Data excerpts

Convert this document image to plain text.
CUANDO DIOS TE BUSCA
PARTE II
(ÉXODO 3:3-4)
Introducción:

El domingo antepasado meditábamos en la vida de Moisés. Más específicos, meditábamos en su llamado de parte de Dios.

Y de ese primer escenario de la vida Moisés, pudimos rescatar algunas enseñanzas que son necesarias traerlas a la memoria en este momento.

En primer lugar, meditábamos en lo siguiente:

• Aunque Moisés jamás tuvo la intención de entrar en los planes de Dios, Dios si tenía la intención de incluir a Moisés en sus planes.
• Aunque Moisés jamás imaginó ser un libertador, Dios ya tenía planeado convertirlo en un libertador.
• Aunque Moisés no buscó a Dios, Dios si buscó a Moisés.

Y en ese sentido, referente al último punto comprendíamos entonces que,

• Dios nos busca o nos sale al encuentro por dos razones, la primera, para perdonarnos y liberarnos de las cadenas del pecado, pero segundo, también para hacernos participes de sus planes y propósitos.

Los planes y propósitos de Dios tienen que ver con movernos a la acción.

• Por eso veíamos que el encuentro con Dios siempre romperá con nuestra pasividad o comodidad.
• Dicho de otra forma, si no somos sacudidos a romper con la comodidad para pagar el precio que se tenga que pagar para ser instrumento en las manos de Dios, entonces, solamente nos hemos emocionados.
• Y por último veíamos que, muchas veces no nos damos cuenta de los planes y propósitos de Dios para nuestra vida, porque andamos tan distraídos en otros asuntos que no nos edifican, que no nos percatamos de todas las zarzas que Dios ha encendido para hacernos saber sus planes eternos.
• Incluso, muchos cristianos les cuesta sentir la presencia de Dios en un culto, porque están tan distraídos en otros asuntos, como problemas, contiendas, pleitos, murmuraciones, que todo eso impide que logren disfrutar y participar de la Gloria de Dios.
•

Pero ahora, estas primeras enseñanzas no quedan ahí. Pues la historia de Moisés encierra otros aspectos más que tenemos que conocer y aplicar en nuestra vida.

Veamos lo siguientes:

» What to do: Quote the data above in full, changing nothing.

» Output for this task:
Convert this document image to plain text.
CUANDO DIOS TE BUSCA
PARTE II
(ÉXODO 3:3-4)
Introducción:

El domingo antepasado meditábamos en la vida de Moisés. Más específicos, meditábamos en su llamado de parte de Dios.

Y de ese primer escenario de la vida Moisés, pudimos rescatar algunas enseñanzas que son necesarias traerlas a la memoria en este momento.

En primer lugar, meditábamos en lo siguiente:

• Aunque Moisés jamás tuvo la intención de entrar en los planes de Dios, Dios si tenía la intención de incluir a Moisés en sus planes.
• Aunque Moisés jamás imaginó ser un libertador, Dios ya tenía planeado convertirlo en un libertador.
• Aunque Moisés no buscó a Dios, Dios si buscó a Moisés.

Y en ese sentido, referente al último punto comprendíamos entonces que,

• Dios nos busca o nos sale al encuentro por dos razones, la primera, para perdonarnos y liberarnos de las cadenas del pecado, pero segundo, también para hacernos participes de sus planes y propósitos.

Los planes y propósitos de Dios tienen que ver con movernos a la acción.

• Por eso veíamos que el encuentro con Dios siempre romperá con nuestra pasividad o comodidad.
• Dicho de otra forma, si no somos sacudidos a romper con la comodidad para pagar el precio que se tenga que pagar para ser instrumento en las manos de Dios, entonces, solamente nos hemos emocionados.
• Y por último veíamos que, muchas veces no nos damos cuenta de los planes y propósitos de Dios para nuestra vida, porque andamos tan distraídos en otros asuntos que no nos edifican, que no nos percatamos de todas las zarzas que Dios ha encendido para hacernos saber sus planes eternos.
• Incluso, muchos cristianos les cuesta sentir la presencia de Dios en un culto, porque están tan distraídos en otros asuntos, como problemas, contiendas, pleitos, murmuraciones, que todo eso impide que logren disfrutar y participar de la Gloria de Dios.
•

Pero ahora, estas primeras enseñanzas no quedan ahí. Pues la historia de Moisés encierra otros aspectos más que tenemos que conocer y aplicar en nuestra vida.

Veamos lo siguientes:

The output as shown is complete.